● **TESTO FORNITO**

+++

La presenza dell’Iran al prossimo Mondiale non appare così certa come sembrava fino a poche settimane fa. Secondo quanto riferito da Sportmediaset, la Federazione calcistica iraniana avrebbe comunicato che la partecipazione della Nazionale alla competizione dipenderà dall’accettazione di alcune precise richieste rivolte ai Paesi organizzatori: Stati Uniti, Canada e Messico.
Attraverso un comunicato diffuso dalla televisione di Stato, Teheran ha ribadito di non voler rinunciare ai propri valori culturali, politici e identitari. Proprio per questo motivo sarebbero state avanzate dieci condizioni considerate fondamentali per garantire la presenza della selezione iraniana alla rassegna iridata.
Tra le richieste principali figurano il rilascio dei visti per tutti i giocatori e i membri dello staff tecnico, compresi coloro che in passato hanno avuto legami con le Guardie Rivoluzionarie, come Mehdi Taremi ed Ehsan Hajisafi. L’Iran avrebbe inoltre chiesto standard di sicurezza molto elevati negli aeroporti, negli hotel e nei tragitti verso gli stadi.

+++

● **ISTRUZIONI**
1. Ripeti dall'articolo sull'Iran al Mondiale il brano che va da "Attraverso un comunicato" fino a "verso gli stadi." compreso, parola per parola.
2. Nell'articolo sull'Iran al Mondiale, trasforma in un elenco puntato il paragrafo che comincia con "Tra le richieste principali", conservando i fatti essenziali.
3. Porta avanti l'articolo sull'Iran al Mondiale, scrivendo il seguito subito dopo la sua ultima frase.

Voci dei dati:
+++

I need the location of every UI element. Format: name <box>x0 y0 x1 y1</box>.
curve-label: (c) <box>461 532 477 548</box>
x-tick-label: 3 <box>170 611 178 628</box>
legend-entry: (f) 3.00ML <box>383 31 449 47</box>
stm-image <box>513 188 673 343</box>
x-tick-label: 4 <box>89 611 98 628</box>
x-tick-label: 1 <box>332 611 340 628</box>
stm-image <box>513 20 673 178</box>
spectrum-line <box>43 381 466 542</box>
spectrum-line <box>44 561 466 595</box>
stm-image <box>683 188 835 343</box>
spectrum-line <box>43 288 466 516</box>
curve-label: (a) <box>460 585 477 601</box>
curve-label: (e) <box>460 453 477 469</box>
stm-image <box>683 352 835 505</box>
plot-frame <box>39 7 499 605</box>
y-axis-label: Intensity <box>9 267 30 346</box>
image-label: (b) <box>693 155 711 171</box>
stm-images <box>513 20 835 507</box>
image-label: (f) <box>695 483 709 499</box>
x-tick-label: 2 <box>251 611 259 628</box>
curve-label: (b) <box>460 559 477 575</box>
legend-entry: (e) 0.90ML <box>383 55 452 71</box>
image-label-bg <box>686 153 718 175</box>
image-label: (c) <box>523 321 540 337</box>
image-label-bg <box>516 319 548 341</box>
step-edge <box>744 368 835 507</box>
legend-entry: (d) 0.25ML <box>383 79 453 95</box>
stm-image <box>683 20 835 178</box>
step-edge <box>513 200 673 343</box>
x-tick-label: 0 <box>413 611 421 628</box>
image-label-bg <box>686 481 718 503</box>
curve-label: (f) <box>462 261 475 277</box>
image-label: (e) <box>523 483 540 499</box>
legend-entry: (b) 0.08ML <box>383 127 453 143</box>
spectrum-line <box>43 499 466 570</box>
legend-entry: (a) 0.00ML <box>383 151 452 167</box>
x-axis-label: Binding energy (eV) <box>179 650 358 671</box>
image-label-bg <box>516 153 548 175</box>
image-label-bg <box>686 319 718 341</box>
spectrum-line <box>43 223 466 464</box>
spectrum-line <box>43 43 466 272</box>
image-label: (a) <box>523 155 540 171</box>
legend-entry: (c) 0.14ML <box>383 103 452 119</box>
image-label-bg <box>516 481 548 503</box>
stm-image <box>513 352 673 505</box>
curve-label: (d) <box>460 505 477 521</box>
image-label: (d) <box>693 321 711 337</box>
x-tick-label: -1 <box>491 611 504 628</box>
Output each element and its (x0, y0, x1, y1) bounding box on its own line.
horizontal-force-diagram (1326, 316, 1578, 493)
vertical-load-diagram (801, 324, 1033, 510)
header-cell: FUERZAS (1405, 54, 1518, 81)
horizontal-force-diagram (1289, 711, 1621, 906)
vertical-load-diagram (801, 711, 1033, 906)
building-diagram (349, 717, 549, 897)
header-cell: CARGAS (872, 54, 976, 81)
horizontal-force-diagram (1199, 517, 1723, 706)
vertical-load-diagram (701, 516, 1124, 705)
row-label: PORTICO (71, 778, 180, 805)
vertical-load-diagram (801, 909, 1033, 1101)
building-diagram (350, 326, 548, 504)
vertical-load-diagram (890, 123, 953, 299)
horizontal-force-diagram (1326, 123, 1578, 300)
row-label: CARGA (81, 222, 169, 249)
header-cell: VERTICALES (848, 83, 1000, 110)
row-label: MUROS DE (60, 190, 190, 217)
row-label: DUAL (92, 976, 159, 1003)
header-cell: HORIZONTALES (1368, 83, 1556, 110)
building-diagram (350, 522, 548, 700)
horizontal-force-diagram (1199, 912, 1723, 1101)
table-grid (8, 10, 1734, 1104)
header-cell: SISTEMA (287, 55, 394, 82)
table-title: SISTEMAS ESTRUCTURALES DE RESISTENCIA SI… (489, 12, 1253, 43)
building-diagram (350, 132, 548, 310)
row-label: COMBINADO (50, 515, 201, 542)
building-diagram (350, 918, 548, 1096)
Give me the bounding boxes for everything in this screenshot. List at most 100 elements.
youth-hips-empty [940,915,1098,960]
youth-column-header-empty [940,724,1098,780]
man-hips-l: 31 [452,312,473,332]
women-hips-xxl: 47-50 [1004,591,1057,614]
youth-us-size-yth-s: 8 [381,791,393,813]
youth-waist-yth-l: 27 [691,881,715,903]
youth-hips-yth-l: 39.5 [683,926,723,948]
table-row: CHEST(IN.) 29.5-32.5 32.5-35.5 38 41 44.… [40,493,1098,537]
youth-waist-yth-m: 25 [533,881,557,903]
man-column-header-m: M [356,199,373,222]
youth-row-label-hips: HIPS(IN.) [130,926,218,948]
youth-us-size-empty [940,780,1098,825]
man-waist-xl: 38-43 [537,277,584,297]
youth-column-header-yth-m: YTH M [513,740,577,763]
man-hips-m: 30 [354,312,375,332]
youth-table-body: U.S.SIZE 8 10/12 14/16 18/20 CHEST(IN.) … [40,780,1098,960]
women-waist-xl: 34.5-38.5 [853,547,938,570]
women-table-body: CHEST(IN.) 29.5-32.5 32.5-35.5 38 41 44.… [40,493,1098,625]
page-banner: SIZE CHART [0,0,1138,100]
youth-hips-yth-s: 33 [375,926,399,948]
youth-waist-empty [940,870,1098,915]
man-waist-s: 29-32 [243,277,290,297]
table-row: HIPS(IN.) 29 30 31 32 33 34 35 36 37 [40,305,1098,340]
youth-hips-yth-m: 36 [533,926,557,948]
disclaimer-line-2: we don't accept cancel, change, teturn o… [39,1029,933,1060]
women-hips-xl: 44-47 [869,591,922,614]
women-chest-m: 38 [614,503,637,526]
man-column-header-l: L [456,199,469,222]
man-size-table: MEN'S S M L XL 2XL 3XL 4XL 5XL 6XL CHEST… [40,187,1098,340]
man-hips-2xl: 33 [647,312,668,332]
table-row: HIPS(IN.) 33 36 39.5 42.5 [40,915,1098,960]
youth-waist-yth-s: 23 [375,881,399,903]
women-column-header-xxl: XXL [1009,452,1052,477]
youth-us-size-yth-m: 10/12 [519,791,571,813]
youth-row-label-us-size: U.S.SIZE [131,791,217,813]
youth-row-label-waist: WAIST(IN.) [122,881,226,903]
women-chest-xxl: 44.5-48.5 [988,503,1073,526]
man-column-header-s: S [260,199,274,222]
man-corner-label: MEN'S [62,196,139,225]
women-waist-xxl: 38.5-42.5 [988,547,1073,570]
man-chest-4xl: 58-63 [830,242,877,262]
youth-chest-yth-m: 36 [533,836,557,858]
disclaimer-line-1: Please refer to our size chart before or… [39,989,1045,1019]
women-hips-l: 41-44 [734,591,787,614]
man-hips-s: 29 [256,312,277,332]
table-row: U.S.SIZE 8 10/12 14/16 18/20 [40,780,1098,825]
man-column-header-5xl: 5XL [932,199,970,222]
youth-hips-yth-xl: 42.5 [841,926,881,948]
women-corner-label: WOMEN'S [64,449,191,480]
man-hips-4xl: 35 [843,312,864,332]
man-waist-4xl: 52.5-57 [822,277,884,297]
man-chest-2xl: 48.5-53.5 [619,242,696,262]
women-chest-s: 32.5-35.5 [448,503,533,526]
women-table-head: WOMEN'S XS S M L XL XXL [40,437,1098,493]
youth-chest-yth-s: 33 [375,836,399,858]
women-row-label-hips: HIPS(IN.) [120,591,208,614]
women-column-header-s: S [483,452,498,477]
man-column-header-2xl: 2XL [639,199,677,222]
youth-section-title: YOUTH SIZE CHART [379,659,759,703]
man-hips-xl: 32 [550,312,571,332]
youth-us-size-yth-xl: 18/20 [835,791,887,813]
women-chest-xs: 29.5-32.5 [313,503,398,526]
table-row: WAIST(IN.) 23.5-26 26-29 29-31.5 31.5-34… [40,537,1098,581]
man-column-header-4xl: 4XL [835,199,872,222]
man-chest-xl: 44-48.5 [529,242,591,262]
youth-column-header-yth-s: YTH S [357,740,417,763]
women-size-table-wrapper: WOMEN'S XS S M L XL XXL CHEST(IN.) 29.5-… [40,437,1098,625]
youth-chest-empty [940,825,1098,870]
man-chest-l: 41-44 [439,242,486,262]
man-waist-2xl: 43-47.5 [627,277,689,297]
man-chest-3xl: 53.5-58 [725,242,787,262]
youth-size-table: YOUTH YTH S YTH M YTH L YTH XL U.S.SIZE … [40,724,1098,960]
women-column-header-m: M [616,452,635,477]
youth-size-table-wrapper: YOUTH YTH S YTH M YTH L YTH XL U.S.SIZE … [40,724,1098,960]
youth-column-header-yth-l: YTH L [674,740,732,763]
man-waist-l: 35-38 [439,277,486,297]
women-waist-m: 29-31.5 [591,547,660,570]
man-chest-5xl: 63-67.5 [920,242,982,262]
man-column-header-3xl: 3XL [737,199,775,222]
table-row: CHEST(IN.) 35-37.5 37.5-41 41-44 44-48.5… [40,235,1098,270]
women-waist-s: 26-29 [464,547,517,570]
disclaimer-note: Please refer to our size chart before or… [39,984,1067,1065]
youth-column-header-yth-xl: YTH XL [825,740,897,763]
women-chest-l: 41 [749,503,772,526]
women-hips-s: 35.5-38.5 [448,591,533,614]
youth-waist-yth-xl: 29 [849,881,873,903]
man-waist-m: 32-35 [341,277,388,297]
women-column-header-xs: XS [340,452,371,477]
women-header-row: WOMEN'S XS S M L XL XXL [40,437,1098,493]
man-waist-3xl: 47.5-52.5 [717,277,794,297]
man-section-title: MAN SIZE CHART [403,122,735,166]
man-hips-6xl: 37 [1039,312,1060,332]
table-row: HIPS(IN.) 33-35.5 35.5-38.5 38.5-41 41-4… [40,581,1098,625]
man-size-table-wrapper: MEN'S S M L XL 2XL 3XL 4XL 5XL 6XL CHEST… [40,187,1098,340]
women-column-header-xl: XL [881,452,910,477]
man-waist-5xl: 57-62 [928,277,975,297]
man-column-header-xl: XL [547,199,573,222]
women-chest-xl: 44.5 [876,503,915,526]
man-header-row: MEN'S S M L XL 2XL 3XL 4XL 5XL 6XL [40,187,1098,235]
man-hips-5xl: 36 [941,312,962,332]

+++

● **RISULTATI**
1.
Attraverso un comunicato diffuso dalla televisione di Stato, Teheran ha ribadito di non voler rinunciare ai propri valori culturali, politici e identitari. Proprio per questo motivo sarebbero state avanzate dieci condizioni considerate fondamentali per garantire la presenza della selezione iraniana alla rassegna iridata.
Tra le richieste principali figurano il rilascio dei visti per tutti i giocatori e i membri dello staff tecnico, compresi coloro che in passato hanno avuto legami con le Guardie Rivoluzionarie, come Mehdi Taremi ed Ehsan Hajisafi. L’Iran avrebbe inoltre chiesto standard di sicurezza molto elevati negli aeroporti, negli hotel e nei tragitti verso gli stadi.

2.
- Visti per tutti i giocatori e per lo staff tecnico, anche per chi in passato ha avuto legami con le Guardie Rivoluzionarie, come Mehdi Taremi ed Ehsan Hajisafi.
- Sicurezza di livello molto alto negli aeroporti, negli hotel e nei tragitti verso gli stadi.

3.
Nel documento viene anche sottolineata la volontà di consentire ai tifosi l’utilizzo esclusivo della bandiera ufficiale iraniana, vietando altri simboli o vessilli. Tra i punti inseriti compare anche l’obbligo di far eseguire regolarmente l’inno nazionale iraniano prima delle partite, oltre alla richiesta di limitare le domande dei giornalisti esclusivamente ad aspetti tecnici e sportivi.
Adesso l’attenzione si sposta sulla risposta dei tre Paesi ospitanti. La situazione appare delicata soprattutto in relazione al Canada, che nei mesi scorsi aveva già negato l’ingresso nel Paese al presidente della Federcalcio iraniana, Mehdi Taj, a causa dei suoi rapporti con le Guardie Rivoluzionarie.
Resta quindi da capire se verrà trovato un punto d’incontro oppure se le tensioni diplomatiche finiranno per mettere seriamente a rischio la partecipazione dell’Iran al Mondiale della prossima estate.